** BEGIN **
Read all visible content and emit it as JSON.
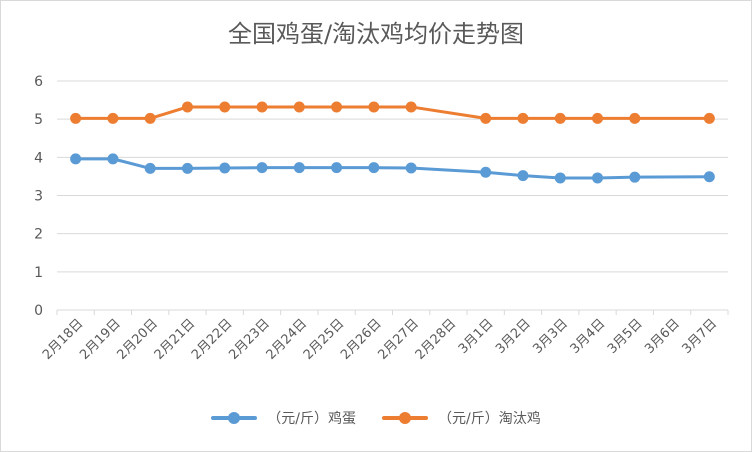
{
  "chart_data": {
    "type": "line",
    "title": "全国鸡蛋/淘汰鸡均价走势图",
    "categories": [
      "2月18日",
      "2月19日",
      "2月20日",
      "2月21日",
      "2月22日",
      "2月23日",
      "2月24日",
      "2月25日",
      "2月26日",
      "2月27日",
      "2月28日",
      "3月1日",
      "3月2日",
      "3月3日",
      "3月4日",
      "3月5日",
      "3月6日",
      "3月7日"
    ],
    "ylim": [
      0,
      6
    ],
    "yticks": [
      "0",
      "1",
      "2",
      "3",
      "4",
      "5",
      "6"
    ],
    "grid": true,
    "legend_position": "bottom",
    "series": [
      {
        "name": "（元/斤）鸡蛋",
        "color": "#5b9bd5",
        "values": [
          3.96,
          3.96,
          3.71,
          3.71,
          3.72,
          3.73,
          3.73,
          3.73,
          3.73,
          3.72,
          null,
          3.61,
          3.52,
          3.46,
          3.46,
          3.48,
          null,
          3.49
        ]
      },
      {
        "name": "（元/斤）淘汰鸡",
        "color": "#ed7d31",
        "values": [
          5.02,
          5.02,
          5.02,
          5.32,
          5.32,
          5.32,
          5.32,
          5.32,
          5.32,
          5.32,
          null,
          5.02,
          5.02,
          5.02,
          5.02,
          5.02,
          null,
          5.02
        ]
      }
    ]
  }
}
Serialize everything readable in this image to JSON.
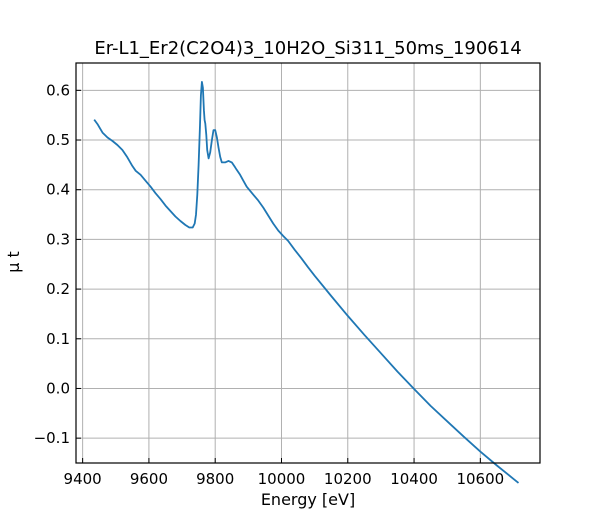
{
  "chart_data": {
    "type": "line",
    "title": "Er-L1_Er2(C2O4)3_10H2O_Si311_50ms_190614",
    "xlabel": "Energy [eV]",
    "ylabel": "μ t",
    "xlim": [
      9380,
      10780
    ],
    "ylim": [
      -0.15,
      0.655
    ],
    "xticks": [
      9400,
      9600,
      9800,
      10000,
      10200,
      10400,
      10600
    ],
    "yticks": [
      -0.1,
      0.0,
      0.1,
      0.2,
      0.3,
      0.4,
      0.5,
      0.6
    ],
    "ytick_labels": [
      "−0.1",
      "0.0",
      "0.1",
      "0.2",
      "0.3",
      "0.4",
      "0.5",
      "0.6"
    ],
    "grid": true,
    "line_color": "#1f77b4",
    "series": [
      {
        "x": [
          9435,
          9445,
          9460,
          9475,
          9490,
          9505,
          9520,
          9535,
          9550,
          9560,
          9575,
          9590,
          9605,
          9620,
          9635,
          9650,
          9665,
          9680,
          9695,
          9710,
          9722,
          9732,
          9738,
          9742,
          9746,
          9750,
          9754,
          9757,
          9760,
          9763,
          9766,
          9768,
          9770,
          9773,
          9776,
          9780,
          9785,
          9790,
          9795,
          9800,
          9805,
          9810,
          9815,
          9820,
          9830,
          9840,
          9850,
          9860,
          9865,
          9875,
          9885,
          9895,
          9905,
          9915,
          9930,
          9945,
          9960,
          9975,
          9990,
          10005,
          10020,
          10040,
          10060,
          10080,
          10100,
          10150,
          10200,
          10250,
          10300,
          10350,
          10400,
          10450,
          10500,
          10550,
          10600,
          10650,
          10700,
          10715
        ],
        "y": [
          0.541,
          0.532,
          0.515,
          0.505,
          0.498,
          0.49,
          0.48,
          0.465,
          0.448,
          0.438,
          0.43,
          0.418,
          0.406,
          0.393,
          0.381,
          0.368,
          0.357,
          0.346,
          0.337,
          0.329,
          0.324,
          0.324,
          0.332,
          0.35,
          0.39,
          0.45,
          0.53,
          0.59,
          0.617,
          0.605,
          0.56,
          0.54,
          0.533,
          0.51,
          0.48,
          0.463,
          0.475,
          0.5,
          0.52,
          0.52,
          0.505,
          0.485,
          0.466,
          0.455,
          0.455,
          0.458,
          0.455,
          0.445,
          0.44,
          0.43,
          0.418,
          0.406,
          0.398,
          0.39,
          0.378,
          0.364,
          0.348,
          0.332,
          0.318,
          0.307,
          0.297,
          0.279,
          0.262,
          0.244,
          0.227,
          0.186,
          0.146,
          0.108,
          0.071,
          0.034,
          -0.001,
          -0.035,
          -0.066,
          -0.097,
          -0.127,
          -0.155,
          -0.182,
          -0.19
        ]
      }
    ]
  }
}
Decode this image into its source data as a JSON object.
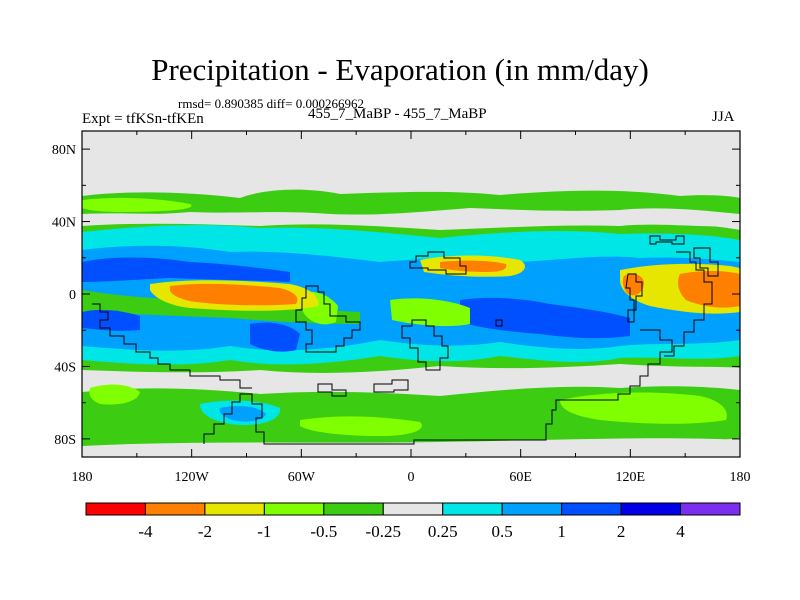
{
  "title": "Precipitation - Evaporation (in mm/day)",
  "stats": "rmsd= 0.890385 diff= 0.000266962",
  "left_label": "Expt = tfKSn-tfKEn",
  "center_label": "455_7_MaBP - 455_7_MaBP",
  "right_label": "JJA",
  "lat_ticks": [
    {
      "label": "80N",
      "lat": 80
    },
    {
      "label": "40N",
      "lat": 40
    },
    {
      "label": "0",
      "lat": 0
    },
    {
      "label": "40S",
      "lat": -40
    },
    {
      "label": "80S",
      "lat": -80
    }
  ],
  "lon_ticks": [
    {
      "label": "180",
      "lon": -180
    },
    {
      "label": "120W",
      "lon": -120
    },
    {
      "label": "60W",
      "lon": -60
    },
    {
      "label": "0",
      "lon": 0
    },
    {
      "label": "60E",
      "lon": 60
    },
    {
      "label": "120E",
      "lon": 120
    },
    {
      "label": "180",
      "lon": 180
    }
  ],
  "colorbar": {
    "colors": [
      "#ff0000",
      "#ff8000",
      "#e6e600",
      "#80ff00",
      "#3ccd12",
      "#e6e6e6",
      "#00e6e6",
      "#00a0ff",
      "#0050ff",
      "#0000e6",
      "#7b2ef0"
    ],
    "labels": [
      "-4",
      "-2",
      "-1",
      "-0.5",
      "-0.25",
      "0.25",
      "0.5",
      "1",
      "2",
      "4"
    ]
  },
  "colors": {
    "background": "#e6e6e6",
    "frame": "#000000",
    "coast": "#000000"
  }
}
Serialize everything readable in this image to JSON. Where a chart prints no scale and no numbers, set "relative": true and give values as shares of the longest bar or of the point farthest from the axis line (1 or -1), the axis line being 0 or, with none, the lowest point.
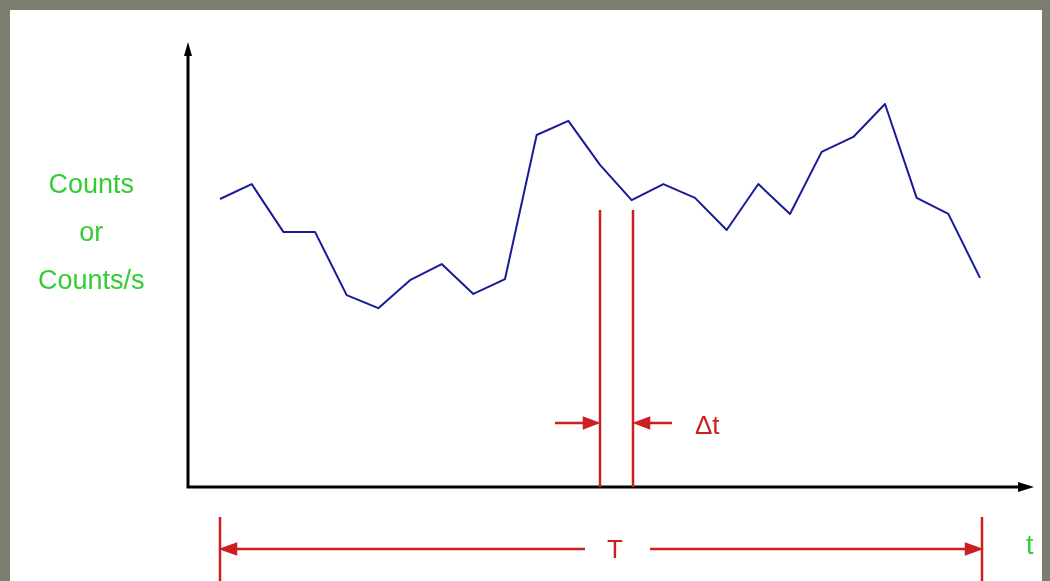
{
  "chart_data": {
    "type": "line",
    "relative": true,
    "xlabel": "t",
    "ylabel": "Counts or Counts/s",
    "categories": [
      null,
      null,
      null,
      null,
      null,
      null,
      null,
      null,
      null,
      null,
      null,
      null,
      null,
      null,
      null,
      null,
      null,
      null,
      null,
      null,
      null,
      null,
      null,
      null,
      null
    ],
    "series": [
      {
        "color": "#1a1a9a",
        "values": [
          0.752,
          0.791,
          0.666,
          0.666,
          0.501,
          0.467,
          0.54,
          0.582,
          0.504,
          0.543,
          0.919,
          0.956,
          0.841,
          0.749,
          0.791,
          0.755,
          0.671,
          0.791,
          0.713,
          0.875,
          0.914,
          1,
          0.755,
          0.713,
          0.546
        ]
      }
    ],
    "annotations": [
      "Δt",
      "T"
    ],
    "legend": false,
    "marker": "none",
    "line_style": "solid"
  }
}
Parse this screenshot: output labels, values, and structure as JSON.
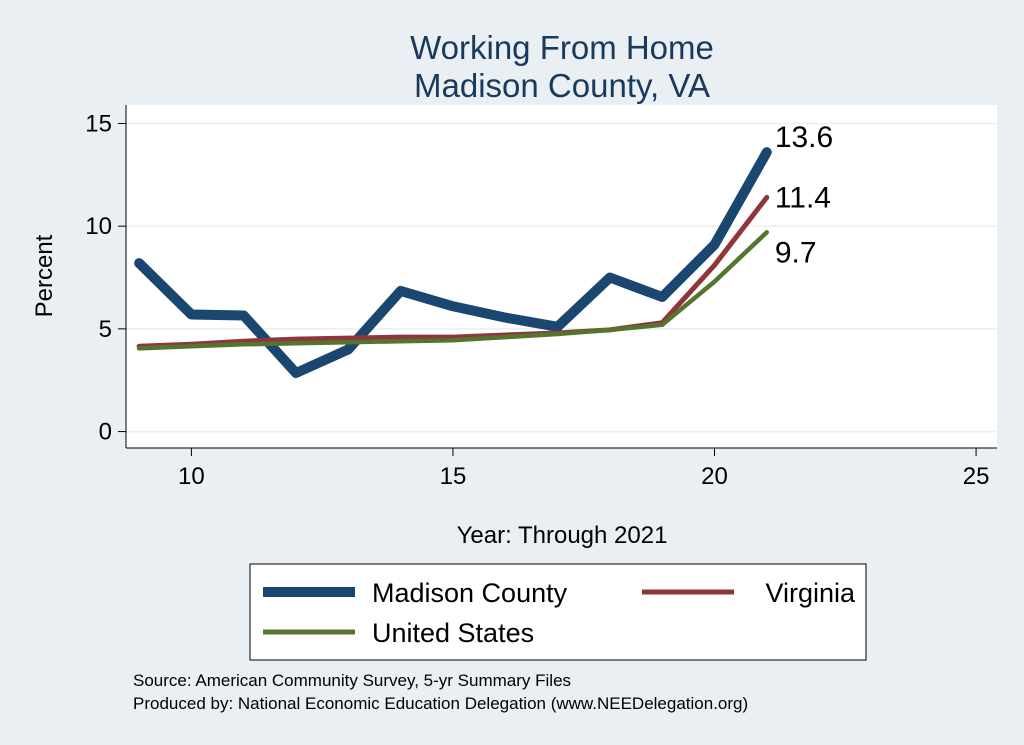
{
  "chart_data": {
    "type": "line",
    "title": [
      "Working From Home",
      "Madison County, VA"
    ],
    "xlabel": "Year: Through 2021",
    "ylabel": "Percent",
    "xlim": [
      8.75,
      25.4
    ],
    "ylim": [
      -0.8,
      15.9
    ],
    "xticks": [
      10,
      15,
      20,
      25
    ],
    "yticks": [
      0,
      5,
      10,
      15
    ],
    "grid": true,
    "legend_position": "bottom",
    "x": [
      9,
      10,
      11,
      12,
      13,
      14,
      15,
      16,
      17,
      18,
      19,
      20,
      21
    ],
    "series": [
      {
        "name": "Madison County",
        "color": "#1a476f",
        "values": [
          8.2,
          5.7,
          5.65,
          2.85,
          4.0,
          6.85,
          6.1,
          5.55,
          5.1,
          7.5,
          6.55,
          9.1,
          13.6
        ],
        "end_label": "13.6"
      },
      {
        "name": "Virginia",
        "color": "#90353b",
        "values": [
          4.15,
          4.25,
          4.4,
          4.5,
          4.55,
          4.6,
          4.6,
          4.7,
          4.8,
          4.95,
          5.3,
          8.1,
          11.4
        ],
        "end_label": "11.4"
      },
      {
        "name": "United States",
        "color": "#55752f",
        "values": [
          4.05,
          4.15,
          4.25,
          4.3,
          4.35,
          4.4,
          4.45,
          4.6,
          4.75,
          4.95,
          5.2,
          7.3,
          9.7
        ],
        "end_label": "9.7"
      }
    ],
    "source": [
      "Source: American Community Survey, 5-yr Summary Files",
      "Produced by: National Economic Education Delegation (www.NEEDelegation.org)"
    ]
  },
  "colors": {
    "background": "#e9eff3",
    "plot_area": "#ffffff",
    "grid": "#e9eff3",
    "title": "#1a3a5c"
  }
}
** END **
## [The problem]
Only the number is wanted: how many lines above include the word "image"?

## [Complete output]
3